● Stored dataset items
━━━━━━━━━━━━━━━━━━━━━━━━━━━━━━
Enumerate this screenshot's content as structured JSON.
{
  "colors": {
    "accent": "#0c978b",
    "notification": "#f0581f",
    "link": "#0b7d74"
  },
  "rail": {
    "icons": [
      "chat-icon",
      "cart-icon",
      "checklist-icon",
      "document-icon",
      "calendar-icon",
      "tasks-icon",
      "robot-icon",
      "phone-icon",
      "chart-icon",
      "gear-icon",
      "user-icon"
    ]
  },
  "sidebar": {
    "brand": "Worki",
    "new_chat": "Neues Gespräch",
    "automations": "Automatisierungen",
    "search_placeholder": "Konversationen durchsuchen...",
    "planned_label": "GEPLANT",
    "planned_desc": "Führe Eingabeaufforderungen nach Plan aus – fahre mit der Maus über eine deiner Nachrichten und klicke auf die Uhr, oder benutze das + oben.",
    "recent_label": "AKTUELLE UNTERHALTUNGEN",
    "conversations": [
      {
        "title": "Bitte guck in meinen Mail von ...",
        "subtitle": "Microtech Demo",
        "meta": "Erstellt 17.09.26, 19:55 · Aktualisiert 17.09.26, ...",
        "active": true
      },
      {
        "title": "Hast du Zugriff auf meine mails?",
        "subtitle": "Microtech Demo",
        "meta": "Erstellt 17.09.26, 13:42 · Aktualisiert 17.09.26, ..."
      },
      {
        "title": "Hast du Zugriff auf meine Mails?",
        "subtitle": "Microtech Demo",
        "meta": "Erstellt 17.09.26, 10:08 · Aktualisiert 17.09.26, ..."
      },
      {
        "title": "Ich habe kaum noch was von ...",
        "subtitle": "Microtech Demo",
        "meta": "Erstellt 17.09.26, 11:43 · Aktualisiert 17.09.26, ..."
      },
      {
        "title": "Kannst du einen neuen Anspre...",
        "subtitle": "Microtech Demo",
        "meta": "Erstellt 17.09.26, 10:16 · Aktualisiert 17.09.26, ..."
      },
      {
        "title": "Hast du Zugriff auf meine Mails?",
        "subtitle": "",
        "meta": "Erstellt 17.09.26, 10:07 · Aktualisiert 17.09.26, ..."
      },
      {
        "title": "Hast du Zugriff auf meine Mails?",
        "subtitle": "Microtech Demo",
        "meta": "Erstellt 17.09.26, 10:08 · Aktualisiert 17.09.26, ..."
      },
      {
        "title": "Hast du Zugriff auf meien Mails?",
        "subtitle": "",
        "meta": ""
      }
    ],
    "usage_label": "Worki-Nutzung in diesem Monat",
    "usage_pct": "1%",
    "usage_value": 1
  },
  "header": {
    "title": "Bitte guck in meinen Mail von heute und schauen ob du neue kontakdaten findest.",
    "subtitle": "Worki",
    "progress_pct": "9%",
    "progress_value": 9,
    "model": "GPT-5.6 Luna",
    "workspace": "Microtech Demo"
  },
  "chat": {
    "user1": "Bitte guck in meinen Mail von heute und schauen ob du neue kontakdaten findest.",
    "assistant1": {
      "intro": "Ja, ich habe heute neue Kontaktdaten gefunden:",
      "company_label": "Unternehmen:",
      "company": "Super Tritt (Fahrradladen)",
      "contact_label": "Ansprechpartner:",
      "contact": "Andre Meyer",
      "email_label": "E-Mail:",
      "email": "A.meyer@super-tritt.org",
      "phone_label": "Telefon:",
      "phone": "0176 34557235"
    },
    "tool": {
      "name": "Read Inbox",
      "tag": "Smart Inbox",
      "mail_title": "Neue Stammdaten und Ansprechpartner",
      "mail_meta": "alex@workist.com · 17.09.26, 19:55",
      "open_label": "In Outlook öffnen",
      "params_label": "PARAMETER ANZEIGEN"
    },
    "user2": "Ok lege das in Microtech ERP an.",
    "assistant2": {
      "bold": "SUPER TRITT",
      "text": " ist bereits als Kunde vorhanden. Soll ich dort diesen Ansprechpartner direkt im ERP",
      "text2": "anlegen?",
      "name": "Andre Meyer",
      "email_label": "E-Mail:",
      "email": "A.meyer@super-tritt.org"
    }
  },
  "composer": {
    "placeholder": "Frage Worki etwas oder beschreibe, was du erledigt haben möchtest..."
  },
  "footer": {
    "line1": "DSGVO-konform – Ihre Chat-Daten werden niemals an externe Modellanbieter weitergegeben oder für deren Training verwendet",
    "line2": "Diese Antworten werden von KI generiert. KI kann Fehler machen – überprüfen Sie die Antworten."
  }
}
━━━━━━━━━━━━━━━━━━━━━━━━━━━━━━
● Goal
Copy each line from the records above that includes the string "guck".

● Task output
        "title": "Bitte guck in meinen Mail von ...",
    "title": "Bitte guck in meinen Mail von heute und schauen ob du neue kontakdaten findest.",
    "user1": "Bitte guck in meinen Mail von heute und schauen ob du neue kontakdaten findest.",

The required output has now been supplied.